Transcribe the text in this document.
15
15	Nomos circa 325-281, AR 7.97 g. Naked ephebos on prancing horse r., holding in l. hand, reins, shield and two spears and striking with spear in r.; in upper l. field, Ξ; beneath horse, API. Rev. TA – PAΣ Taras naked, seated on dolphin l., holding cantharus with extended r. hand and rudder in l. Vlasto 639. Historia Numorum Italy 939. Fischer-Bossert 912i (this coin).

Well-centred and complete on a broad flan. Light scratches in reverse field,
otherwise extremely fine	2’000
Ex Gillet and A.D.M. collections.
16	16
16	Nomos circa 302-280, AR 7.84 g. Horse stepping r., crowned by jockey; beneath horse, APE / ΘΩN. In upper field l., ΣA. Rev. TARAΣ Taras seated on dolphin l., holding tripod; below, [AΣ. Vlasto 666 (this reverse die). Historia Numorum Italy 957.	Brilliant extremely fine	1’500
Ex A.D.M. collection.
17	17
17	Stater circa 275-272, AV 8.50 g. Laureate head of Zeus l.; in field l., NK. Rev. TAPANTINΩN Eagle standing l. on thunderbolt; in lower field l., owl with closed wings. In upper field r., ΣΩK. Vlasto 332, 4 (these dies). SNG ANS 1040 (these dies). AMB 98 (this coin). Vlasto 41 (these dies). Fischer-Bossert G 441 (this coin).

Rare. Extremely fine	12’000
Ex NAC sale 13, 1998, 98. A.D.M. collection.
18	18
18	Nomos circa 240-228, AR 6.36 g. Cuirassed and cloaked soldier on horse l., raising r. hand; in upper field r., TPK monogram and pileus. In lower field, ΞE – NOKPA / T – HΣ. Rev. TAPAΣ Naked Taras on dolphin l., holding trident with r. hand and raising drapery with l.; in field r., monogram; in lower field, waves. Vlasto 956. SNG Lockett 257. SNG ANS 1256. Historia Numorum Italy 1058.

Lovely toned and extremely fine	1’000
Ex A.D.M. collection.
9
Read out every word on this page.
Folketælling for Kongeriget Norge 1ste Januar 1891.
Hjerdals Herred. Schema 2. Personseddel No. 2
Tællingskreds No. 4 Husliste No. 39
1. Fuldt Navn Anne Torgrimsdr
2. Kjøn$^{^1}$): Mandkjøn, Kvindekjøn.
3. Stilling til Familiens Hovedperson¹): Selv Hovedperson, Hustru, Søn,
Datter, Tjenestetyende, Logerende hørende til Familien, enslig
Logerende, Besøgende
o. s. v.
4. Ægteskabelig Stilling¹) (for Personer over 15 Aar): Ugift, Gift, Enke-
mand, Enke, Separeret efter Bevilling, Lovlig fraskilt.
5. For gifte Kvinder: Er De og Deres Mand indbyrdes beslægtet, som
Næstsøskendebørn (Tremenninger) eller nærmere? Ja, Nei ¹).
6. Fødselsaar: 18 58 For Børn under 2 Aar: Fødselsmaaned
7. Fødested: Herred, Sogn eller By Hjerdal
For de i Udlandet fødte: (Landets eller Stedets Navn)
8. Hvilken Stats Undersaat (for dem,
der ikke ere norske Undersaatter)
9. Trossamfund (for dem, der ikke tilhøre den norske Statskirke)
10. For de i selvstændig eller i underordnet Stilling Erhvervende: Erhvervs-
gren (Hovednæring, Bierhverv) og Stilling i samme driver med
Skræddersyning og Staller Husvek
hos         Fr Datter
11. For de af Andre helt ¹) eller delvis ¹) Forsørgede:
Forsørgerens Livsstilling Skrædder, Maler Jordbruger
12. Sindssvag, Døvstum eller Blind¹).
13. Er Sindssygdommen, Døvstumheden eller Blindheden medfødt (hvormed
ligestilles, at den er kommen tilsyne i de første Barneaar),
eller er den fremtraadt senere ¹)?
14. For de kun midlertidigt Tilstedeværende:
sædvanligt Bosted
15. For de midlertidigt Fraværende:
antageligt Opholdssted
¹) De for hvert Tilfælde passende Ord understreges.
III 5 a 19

*-*-*

## Your instructions:
Write out every entry again, keeping each line exactly the same.

## The answer:
Transcribe the text in this document.
15
15	Nomos circa 325-281, AR 7.97 g. Naked ephebos on prancing horse r., holding in l. hand, reins, shield and two spears and striking with spear in r.; in upper l. field, Ξ; beneath horse, API. Rev. TA – PAΣ Taras naked, seated on dolphin l., holding cantharus with extended r. hand and rudder in l. Vlasto 639. Historia Numorum Italy 939. Fischer-Bossert 912i (this coin).

Well-centred and complete on a broad flan. Light scratches in reverse field,
otherwise extremely fine	2’000
Ex Gillet and A.D.M. collections.
16	16
16	Nomos circa 302-280, AR 7.84 g. Horse stepping r., crowned by jockey; beneath horse, APE / ΘΩN. In upper field l., ΣA. Rev. TARAΣ Taras seated on dolphin l., holding tripod; below, [AΣ. Vlasto 666 (this reverse die). Historia Numorum Italy 957.	Brilliant extremely fine	1’500
Ex A.D.M. collection.
17	17
17	Stater circa 275-272, AV 8.50 g. Laureate head of Zeus l.; in field l., NK. Rev. TAPANTINΩN Eagle standing l. on thunderbolt; in lower field l., owl with closed wings. In upper field r., ΣΩK. Vlasto 332, 4 (these dies). SNG ANS 1040 (these dies). AMB 98 (this coin). Vlasto 41 (these dies). Fischer-Bossert G 441 (this coin).

Rare. Extremely fine	12’000
Ex NAC sale 13, 1998, 98. A.D.M. collection.
18	18
18	Nomos circa 240-228, AR 6.36 g. Cuirassed and cloaked soldier on horse l., raising r. hand; in upper field r., TPK monogram and pileus. In lower field, ΞE – NOKPA / T – HΣ. Rev. TAPAΣ Naked Taras on dolphin l., holding trident with r. hand and raising drapery with l.; in field r., monogram; in lower field, waves. Vlasto 956. SNG Lockett 257. SNG ANS 1256. Historia Numorum Italy 1058.

Lovely toned and extremely fine	1’000
Ex A.D.M. collection.
9
Read out every word on this page.
Folketælling for Kongeriget Norge 1ste Januar 1891.
Hjerdals Herred. Schema 2. Personseddel No. 2
Tællingskreds No. 4 Husliste No. 39
1. Fuldt Navn Anne Torgrimsdr
2. Kjøn$^{^1}$): Mandkjøn, Kvindekjøn.
3. Stilling til Familiens Hovedperson¹): Selv Hovedperson, Hustru, Søn,
Datter, Tjenestetyende, Logerende hørende til Familien, enslig
Logerende, Besøgende
o. s. v.
4. Ægteskabelig Stilling¹) (for Personer over 15 Aar): Ugift, Gift, Enke-
mand, Enke, Separeret efter Bevilling, Lovlig fraskilt.
5. For gifte Kvinder: Er De og Deres Mand indbyrdes beslægtet, som
Næstsøskendebørn (Tremenninger) eller nærmere? Ja, Nei ¹).
6. Fødselsaar: 18 58 For Børn under 2 Aar: Fødselsmaaned
7. Fødested: Herred, Sogn eller By Hjerdal
For de i Udlandet fødte: (Landets eller Stedets Navn)
8. Hvilken Stats Undersaat (for dem,
der ikke ere norske Undersaatter)
9. Trossamfund (for dem, der ikke tilhøre den norske Statskirke)
10. For de i selvstændig eller i underordnet Stilling Erhvervende: Erhvervs-
gren (Hovednæring, Bierhverv) og Stilling i samme driver med
Skræddersyning og Staller Husvek
hos         Fr Datter
11. For de af Andre helt ¹) eller delvis ¹) Forsørgede:
Forsørgerens Livsstilling Skrædder, Maler Jordbruger
12. Sindssvag, Døvstum eller Blind¹).
13. Er Sindssygdommen, Døvstumheden eller Blindheden medfødt (hvormed
ligestilles, at den er kommen tilsyne i de første Barneaar),
eller er den fremtraadt senere ¹)?
14. For de kun midlertidigt Tilstedeværende:
sædvanligt Bosted
15. For de midlertidigt Fraværende:
antageligt Opholdssted
¹) De for hvert Tilfælde passende Ord understreges.
III 5 a 19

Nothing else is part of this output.